## Exercise requirements:
Where the data below has the string "JSON", return the whole line.

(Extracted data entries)

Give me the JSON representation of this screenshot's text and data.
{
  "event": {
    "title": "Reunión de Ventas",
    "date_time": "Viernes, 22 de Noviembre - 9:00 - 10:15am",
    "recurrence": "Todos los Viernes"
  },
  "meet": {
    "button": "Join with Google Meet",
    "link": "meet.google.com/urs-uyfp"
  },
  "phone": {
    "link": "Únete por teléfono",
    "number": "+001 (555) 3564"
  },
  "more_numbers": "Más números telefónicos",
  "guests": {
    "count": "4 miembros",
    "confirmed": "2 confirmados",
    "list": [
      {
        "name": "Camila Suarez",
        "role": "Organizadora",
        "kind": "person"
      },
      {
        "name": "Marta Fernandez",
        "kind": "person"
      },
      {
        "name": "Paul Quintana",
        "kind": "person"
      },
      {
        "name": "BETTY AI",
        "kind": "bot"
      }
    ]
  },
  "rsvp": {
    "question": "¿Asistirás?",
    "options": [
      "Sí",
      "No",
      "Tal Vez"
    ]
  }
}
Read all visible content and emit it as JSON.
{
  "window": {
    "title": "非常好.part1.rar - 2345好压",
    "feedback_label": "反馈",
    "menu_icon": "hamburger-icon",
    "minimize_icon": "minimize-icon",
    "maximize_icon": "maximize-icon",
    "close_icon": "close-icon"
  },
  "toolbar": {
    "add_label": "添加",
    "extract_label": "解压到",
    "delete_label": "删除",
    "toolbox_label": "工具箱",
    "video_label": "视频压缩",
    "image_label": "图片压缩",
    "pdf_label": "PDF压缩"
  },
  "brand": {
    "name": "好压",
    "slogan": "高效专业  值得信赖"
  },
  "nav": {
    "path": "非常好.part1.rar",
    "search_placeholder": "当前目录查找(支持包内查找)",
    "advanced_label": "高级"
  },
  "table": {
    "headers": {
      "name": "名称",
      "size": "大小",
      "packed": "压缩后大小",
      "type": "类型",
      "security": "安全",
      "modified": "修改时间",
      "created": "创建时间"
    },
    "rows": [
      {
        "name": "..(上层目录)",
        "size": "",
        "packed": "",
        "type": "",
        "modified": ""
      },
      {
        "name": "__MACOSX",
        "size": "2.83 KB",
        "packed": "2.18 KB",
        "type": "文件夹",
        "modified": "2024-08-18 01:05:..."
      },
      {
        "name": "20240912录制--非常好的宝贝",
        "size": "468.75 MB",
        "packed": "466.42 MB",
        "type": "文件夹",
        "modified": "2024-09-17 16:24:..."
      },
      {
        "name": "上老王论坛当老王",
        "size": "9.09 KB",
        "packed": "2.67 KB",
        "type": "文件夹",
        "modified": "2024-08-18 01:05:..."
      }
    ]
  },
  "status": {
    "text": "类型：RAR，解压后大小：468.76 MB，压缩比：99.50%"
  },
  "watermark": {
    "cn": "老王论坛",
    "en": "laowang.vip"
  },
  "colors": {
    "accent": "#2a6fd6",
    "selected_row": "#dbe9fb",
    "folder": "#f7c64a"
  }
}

## In response:
Give me the JSON representation of this screenshot's text and data.
Read all visible content and emit it as JSON.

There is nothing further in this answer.